== Directions for this task ==
Go through the material below and count the lines with the string "that"; the number is the whole answer.
[Start of Dataset content]
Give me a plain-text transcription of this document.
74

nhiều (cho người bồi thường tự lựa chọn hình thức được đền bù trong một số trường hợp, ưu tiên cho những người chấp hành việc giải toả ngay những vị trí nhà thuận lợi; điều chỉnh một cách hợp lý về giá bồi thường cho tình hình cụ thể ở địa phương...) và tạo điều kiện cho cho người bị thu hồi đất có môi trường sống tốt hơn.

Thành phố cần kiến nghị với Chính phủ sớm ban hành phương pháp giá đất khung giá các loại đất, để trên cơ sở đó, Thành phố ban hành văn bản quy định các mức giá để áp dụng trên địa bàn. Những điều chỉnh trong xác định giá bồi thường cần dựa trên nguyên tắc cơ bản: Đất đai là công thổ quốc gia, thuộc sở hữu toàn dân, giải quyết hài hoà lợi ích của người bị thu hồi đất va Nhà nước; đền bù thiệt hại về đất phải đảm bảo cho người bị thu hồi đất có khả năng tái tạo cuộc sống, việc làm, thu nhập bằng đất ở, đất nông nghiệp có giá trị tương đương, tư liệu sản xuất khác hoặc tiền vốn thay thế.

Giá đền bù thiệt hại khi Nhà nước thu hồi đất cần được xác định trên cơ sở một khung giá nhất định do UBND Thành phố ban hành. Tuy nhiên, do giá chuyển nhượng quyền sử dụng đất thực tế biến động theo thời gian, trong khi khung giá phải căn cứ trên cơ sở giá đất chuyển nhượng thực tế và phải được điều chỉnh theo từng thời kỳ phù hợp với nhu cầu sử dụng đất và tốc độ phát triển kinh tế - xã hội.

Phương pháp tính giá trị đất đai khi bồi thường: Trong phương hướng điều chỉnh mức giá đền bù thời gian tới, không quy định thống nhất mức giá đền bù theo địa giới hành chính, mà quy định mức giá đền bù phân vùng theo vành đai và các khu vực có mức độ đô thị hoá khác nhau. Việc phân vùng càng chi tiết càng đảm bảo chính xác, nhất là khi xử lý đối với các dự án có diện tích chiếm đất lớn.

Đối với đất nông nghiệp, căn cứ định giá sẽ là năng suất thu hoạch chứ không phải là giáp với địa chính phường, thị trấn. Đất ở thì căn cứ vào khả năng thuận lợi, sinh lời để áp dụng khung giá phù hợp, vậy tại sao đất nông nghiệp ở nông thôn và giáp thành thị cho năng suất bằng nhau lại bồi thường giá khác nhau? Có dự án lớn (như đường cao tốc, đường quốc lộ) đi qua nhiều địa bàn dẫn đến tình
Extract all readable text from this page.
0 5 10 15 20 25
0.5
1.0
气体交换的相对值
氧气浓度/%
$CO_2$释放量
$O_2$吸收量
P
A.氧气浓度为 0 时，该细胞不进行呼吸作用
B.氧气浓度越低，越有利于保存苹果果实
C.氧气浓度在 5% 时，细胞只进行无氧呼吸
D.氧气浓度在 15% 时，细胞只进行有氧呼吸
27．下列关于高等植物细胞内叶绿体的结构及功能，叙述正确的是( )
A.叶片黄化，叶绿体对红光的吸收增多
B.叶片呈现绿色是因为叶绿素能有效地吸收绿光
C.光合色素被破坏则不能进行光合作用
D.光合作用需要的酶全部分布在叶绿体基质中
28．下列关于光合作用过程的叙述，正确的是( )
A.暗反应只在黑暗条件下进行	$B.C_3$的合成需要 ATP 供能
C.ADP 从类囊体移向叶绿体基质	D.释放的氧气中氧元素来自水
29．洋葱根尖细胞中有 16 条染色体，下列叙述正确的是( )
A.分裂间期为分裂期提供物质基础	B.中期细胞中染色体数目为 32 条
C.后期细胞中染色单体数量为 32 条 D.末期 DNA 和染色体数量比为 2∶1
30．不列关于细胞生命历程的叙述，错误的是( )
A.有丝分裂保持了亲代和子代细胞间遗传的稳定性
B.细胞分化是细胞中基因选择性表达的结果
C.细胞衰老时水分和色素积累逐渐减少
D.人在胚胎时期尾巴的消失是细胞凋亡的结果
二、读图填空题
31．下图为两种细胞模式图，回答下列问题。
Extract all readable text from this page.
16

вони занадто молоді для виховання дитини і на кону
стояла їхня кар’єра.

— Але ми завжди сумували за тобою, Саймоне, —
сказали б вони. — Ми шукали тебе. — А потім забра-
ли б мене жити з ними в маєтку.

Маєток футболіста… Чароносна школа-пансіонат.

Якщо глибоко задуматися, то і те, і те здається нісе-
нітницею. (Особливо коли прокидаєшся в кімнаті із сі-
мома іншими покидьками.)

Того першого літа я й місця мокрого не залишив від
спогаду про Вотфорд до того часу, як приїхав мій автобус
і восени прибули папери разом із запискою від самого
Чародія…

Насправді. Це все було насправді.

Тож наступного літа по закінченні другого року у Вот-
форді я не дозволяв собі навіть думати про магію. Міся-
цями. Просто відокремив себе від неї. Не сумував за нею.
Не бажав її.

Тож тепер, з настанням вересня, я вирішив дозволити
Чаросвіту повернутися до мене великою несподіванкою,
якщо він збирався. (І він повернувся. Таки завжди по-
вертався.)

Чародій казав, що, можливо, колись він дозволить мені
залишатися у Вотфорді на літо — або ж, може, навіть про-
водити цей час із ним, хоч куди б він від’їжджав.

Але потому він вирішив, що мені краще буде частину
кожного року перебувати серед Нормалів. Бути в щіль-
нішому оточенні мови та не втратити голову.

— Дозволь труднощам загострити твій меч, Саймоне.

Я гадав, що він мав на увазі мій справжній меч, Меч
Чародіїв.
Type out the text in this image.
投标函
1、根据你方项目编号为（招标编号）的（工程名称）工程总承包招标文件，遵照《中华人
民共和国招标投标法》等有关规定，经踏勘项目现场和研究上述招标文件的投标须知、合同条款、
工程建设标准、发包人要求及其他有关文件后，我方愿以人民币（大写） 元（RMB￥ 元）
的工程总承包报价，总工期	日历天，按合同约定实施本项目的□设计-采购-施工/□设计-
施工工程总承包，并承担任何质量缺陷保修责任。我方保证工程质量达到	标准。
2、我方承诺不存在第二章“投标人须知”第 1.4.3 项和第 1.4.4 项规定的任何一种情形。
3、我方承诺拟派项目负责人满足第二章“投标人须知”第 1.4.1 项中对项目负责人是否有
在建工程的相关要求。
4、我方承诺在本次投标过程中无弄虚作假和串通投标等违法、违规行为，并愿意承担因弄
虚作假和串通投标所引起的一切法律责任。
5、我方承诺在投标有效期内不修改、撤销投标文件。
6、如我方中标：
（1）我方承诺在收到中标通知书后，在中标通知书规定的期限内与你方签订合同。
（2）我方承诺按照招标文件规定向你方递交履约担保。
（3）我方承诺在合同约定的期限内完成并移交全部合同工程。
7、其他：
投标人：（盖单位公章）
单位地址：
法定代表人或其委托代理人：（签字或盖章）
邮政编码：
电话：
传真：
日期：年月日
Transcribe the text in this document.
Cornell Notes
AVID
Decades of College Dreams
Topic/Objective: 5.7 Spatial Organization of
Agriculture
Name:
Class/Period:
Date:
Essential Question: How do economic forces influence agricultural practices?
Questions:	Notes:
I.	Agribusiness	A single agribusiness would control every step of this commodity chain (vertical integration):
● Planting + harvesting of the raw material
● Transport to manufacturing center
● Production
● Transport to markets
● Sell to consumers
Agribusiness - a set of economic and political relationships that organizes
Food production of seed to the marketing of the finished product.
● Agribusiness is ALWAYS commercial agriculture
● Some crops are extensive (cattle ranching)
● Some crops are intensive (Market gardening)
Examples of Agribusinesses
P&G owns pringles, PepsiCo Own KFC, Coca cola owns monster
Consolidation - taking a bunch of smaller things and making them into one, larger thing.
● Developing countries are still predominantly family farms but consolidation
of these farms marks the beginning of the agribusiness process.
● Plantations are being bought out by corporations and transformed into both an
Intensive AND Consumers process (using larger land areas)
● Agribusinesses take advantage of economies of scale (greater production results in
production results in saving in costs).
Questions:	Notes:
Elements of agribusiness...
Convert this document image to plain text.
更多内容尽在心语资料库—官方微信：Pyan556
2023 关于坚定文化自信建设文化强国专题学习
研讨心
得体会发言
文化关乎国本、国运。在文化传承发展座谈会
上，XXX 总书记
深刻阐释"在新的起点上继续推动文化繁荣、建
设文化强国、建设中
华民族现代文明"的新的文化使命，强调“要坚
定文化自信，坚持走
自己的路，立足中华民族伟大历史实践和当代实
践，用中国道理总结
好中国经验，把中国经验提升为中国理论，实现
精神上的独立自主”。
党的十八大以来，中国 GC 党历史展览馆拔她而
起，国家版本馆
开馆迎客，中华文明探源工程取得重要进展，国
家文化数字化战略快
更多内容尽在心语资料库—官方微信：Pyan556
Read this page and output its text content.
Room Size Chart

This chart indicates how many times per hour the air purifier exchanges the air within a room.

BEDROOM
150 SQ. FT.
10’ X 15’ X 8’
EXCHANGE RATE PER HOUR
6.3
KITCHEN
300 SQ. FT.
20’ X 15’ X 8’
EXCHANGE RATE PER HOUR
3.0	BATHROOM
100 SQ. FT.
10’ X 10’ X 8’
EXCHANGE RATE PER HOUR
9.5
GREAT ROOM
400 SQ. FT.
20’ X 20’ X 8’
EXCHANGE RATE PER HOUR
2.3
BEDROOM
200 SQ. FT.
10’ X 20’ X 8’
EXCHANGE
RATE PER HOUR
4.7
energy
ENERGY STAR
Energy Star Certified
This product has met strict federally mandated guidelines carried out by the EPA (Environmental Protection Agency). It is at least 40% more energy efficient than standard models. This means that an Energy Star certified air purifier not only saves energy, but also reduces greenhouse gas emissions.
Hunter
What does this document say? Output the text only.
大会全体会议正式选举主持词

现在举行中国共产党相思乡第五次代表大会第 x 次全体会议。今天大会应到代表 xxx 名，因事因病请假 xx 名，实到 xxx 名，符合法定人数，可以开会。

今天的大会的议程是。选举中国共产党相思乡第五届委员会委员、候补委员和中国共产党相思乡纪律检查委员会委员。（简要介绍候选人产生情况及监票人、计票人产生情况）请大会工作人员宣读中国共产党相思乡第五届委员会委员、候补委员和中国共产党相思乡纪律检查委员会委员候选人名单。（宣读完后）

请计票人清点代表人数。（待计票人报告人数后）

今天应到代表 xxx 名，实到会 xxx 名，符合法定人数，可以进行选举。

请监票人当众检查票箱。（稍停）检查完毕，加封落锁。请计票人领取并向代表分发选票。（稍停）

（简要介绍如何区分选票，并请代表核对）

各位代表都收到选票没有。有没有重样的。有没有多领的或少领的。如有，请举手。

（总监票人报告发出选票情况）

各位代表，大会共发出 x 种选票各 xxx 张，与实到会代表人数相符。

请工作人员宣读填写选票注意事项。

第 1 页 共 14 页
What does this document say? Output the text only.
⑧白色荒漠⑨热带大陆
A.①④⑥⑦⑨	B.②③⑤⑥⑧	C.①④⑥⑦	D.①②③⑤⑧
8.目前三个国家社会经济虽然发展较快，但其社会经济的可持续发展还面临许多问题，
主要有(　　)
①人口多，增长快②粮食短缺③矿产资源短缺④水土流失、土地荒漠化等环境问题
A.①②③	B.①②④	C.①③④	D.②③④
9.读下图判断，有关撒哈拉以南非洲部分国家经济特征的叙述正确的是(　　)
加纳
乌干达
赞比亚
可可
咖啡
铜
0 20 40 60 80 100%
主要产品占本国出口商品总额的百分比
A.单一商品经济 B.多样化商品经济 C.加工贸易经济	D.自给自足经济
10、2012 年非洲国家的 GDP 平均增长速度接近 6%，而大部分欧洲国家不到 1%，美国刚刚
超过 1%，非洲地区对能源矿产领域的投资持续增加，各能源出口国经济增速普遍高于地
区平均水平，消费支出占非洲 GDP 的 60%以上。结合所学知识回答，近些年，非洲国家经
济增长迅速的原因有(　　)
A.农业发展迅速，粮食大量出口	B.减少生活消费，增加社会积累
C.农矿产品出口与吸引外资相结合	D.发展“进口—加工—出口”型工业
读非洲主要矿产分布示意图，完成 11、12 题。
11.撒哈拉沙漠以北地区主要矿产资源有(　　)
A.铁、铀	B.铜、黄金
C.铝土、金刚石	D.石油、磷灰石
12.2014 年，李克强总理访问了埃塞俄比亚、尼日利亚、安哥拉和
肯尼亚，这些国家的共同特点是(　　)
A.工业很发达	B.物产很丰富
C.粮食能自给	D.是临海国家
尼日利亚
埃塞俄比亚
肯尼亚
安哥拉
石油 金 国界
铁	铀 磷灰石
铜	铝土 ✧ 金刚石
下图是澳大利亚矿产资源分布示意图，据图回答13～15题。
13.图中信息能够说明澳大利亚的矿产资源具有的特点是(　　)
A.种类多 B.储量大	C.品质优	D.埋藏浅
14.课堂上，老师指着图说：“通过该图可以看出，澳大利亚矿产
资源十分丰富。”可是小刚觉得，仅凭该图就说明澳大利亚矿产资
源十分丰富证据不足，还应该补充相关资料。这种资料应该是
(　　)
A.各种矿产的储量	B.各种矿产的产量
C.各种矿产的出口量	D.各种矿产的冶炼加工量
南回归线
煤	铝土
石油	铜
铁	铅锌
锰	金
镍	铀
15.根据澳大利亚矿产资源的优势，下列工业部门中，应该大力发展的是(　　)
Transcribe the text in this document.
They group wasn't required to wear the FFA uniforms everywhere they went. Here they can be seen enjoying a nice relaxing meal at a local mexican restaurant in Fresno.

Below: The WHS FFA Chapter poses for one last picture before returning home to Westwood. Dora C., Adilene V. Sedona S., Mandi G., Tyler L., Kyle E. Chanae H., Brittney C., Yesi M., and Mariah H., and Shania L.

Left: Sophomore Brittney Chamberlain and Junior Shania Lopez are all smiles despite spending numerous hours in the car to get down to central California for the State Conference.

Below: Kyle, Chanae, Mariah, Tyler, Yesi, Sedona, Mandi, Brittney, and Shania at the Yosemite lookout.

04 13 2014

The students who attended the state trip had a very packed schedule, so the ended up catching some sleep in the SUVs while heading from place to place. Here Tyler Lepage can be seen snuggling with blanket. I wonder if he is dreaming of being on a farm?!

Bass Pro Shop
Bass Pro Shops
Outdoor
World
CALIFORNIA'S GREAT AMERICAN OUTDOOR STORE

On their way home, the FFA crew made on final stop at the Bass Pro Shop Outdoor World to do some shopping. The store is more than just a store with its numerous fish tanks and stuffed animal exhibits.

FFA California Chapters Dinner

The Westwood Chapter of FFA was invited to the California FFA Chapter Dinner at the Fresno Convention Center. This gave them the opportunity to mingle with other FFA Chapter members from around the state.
[End of Dataset content]
== Task output ==
2